» **GIVEN EXERCISE**: Review the listing and copy each line that holds the word "RESULTADOS".

» **MATERIAL SHOWN**:
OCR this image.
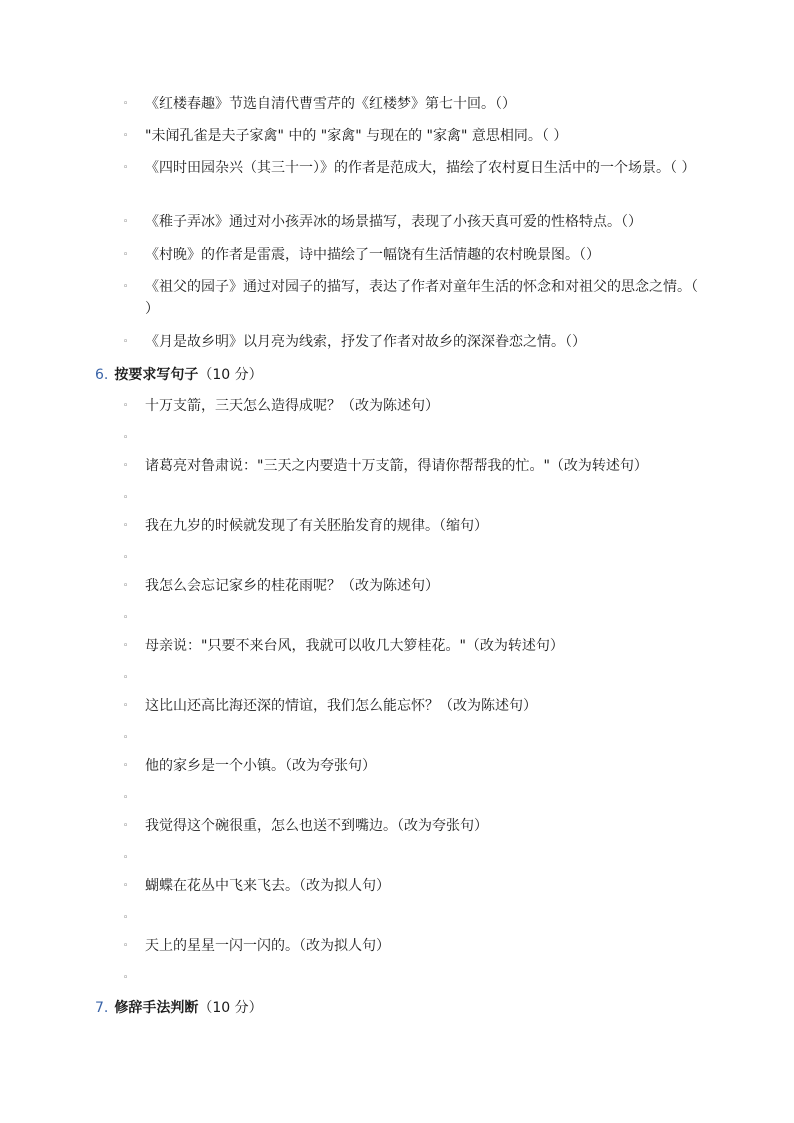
◦ 《红楼春趣》节选自清代曹雪芹的《红楼梦》第七十回。（）
◦ "未闻孔雀是夫子家禽" 中的 "家禽" 与现在的 "家禽" 意思相同。（ ）
◦ 《四时田园杂兴（其三十一）》的作者是范成大，描绘了农村夏日生活中的一个场景。（ ）
◦ 《稚子弄冰》通过对小孩弄冰的场景描写，表现了小孩天真可爱的性格特点。（）
◦ 《村晚》的作者是雷震，诗中描绘了一幅饶有生活情趣的农村晚景图。（）
◦ 《祖父的园子》通过对园子的描写，表达了作者对童年生活的怀念和对祖父的思念之情。（ ）
◦ 《月是故乡明》以月亮为线索，抒发了作者对故乡的深深眷恋之情。（）
6. 按要求写句子（10 分）
◦ 十万支箭，三天怎么造得成呢？（改为陈述句）
◦
◦ 诸葛亮对鲁肃说："三天之内要造十万支箭，得请你帮帮我的忙。"（改为转述句）
◦
◦ 我在九岁的时候就发现了有关胚胎发育的规律。（缩句）
◦
◦ 我怎么会忘记家乡的桂花雨呢？（改为陈述句）
◦
◦ 母亲说："只要不来台风，我就可以收几大箩桂花。"（改为转述句）
◦
◦ 这比山还高比海还深的情谊，我们怎么能忘怀？（改为陈述句）
◦
◦ 他的家乡是一个小镇。（改为夸张句）
◦
◦ 我觉得这个碗很重，怎么也送不到嘴边。（改为夸张句）
◦
◦ 蝴蝶在花丛中飞来飞去。（改为拟人句）
◦
◦ 天上的星星一闪一闪的。（改为拟人句）
◦
7. 修辞手法判断（10 分）
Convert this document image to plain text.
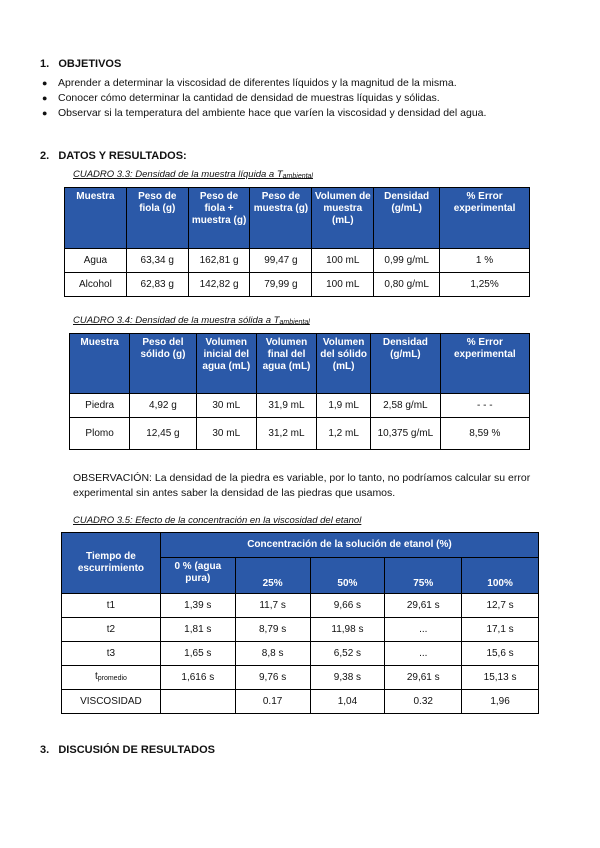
1. OBJETIVOS
● Aprender a determinar la viscosidad de diferentes líquidos y la magnitud de la misma.
● Conocer cómo determinar la cantidad de densidad de muestras líquidas y sólidas.
● Observar si la temperatura del ambiente hace que varíen la viscosidad y densidad del agua.
2. DATOS Y RESULTADOS:
CUADRO 3.3: Densidad de la muestra líquida a $T_{ambiental}$
Muestra	Peso de fiola (g)	Peso de fiola + muestra (g)	Peso de muestra (g)	Volumen de muestra (mL)	Densidad (g/mL)	% Error experimental
Agua	63,34 g	162,81 g	99,47 g	100 mL	0,99 g/mL	1 %
Alcohol	62,83 g	142,82 g	79,99 g	100 mL	0,80 g/mL	1,25%
CUADRO 3.4: Densidad de la muestra sólida a $T_{ambiental}$
Muestra	Peso del sólido (g)	Volumen inicial del agua (mL)	Volumen final del agua (mL)	Volumen del sólido (mL)	Densidad (g/mL)	% Error experimental
Piedra	4,92 g	30 mL	31,9 mL	1,9 mL	2,58 g/mL	- - -
Plomo	12,45 g	30 mL	31,2 mL	1,2 mL	10,375 g/mL	8,59 %
OBSERVACIÓN: La densidad de la piedra es variable, por lo tanto, no podríamos calcular su error experimental sin antes saber la densidad de las piedras que usamos.
CUADRO 3.5: Efecto de la concentración en la viscosidad del etanol
Tiempo de escurrimiento	Concentración de la solución de etanol (%)				
	0 % (agua pura)	25%	50%	75%	100%
t1	1,39 s	11,7 s	9,66 s	29,61 s	12,7 s
t2	1,81 s	8,79 s	11,98 s	...	17,1 s
t3	1,65 s	8,8 s	6,52 s	...	15,6 s
$t_{promedio}$	1,616 s	9,76 s	9,38 s	29,61 s	15,13 s
VISCOSIDAD		0.17	1,04	0.32	1,96
3. DISCUSIÓN DE RESULTADOS
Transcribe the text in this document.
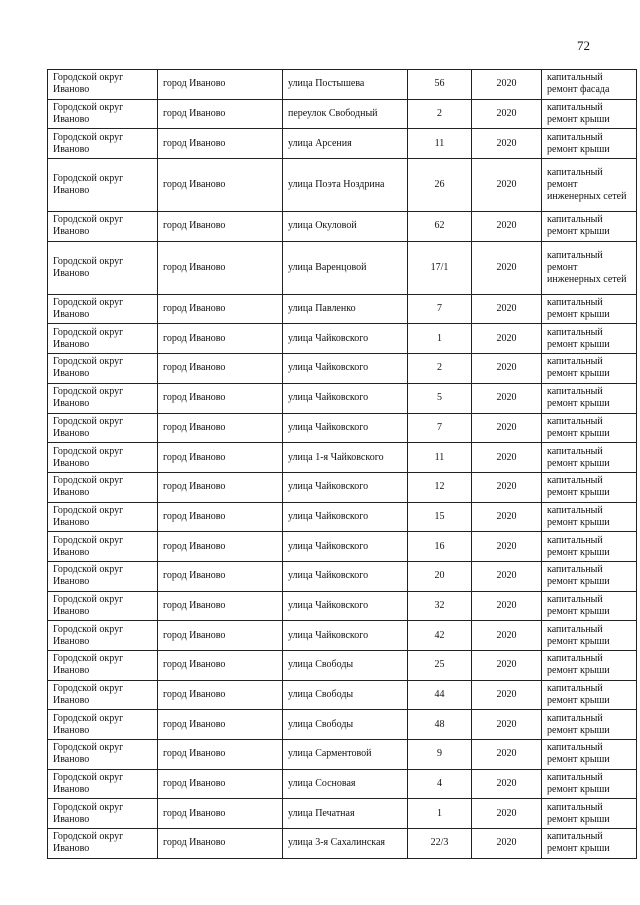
72
Городской округ Иваново	город Иваново	улица Постышева	56	2020	капитальный ремонт фасада
Городской округ Иваново	город Иваново	переулок Свободный	2	2020	капитальный ремонт крыши
Городской округ Иваново	город Иваново	улица Арсения	11	2020	капитальный ремонт крыши
Городской округ Иваново	город Иваново	улица Поэта Ноздрина	26	2020	капитальный ремонт инженерных сетей
Городской округ Иваново	город Иваново	улица Окуловой	62	2020	капитальный ремонт крыши
Городской округ Иваново	город Иваново	улица Варенцовой	17/1	2020	капитальный ремонт инженерных сетей
Городской округ Иваново	город Иваново	улица Павленко	7	2020	капитальный ремонт крыши
Городской округ Иваново	город Иваново	улица Чайковского	1	2020	капитальный ремонт крыши
Городской округ Иваново	город Иваново	улица Чайковского	2	2020	капитальный ремонт крыши
Городской округ Иваново	город Иваново	улица Чайковского	5	2020	капитальный ремонт крыши
Городской округ Иваново	город Иваново	улица Чайковского	7	2020	капитальный ремонт крыши
Городской округ Иваново	город Иваново	улица 1-я Чайковского	11	2020	капитальный ремонт крыши
Городской округ Иваново	город Иваново	улица Чайковского	12	2020	капитальный ремонт крыши
Городской округ Иваново	город Иваново	улица Чайковского	15	2020	капитальный ремонт крыши
Городской округ Иваново	город Иваново	улица Чайковского	16	2020	капитальный ремонт крыши
Городской округ Иваново	город Иваново	улица Чайковского	20	2020	капитальный ремонт крыши
Городской округ Иваново	город Иваново	улица Чайковского	32	2020	капитальный ремонт крыши
Городской округ Иваново	город Иваново	улица Чайковского	42	2020	капитальный ремонт крыши
Городской округ Иваново	город Иваново	улица Свободы	25	2020	капитальный ремонт крыши
Городской округ Иваново	город Иваново	улица Свободы	44	2020	капитальный ремонт крыши
Городской округ Иваново	город Иваново	улица Свободы	48	2020	капитальный ремонт крыши
Городской округ Иваново	город Иваново	улица Сарментовой	9	2020	капитальный ремонт крыши
Городской округ Иваново	город Иваново	улица Сосновая	4	2020	капитальный ремонт крыши
Городской округ Иваново	город Иваново	улица Печатная	1	2020	капитальный ремонт крыши
Городской округ Иваново	город Иваново	улица 3-я Сахалинская	22/3	2020	капитальный ремонт крыши
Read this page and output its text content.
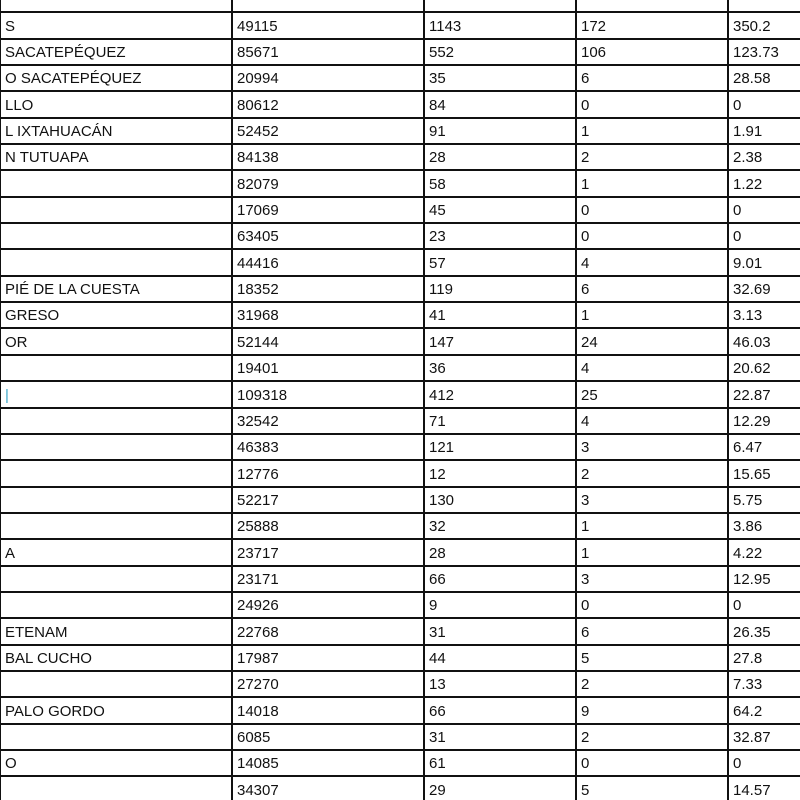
S	49115	1143	172	350.2
SACATEPÉQUEZ	85671	552	106	123.73
O SACATEPÉQUEZ	20994	35	6	28.58
LLO	80612	84	0	0
L IXTAHUACÁN	52452	91	1	1.91
N TUTUAPA	84138	28	2	2.38
	82079	58	1	1.22
	17069	45	0	0
	63405	23	0	0
	44416	57	4	9.01
PIÉ DE LA CUESTA	18352	119	6	32.69
GRESO	31968	41	1	3.13
OR	52144	147	24	46.03
	19401	36	4	20.62
|	109318	412	25	22.87
	32542	71	4	12.29
	46383	121	3	6.47
	12776	12	2	15.65
	52217	130	3	5.75
	25888	32	1	3.86
A	23717	28	1	4.22
	23171	66	3	12.95
	24926	9	0	0
ETENAM	22768	31	6	26.35
BAL CUCHO	17987	44	5	27.8
	27270	13	2	7.33
PALO GORDO	14018	66	9	64.2
	6085	31	2	32.87
O	14085	61	0	0
	34307	29	5	14.57
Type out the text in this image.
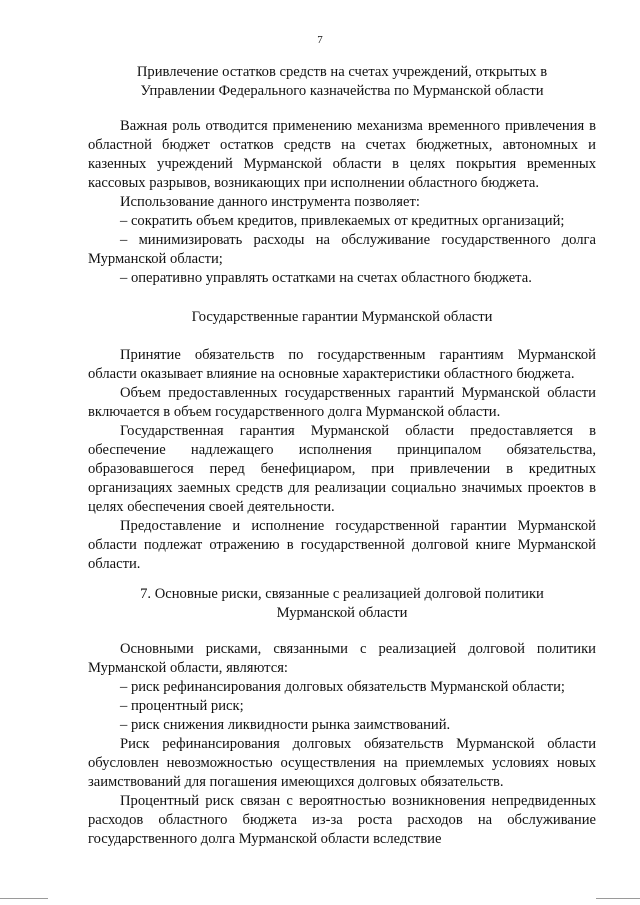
7

Привлечение остатков средств на счетах учреждений, открытых в Управлении Федерального казначейства по Мурманской области

Важная роль отводится применению механизма временного привлечения в областной бюджет остатков средств на счетах бюджетных, автономных и казенных учреждений Мурманской области в целях покрытия временных кассовых разрывов, возникающих при исполнении областного бюджета.

Использование данного инструмента позволяет:

– сократить объем кредитов, привлекаемых от кредитных организаций;

– минимизировать расходы на обслуживание государственного долга Мурманской области;

– оперативно управлять остатками на счетах областного бюджета.

Государственные гарантии Мурманской области

Принятие обязательств по государственным гарантиям Мурманской области оказывает влияние на основные характеристики областного бюджета.

Объем предоставленных государственных гарантий Мурманской области включается в объем государственного долга Мурманской области.

Государственная гарантия Мурманской области предоставляется в обеспечение надлежащего исполнения принципалом обязательства, образовавшегося перед бенефициаром, при привлечении в кредитных организациях заемных средств для реализации социально значимых проектов в целях обеспечения своей деятельности.

Предоставление и исполнение государственной гарантии Мурманской области подлежат отражению в государственной долговой книге Мурманской области.

7. Основные риски, связанные с реализацией долговой политики Мурманской области

Основными рисками, связанными с реализацией долговой политики Мурманской области, являются:

– риск рефинансирования долговых обязательств Мурманской области;

– процентный риск;

– риск снижения ликвидности рынка заимствований.

Риск рефинансирования долговых обязательств Мурманской области обусловлен невозможностью осуществления на приемлемых условиях новых заимствований для погашения имеющихся долговых обязательств.

Процентный риск связан с вероятностью возникновения непредвиденных расходов областного бюджета из-за роста расходов на обслуживание государственного долга Мурманской области вследствие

» **RESPONSE TO THIS EXERCISE**:
2. DATOS Y RESULTADOS:
3. DISCUSIÓN DE RESULTADOS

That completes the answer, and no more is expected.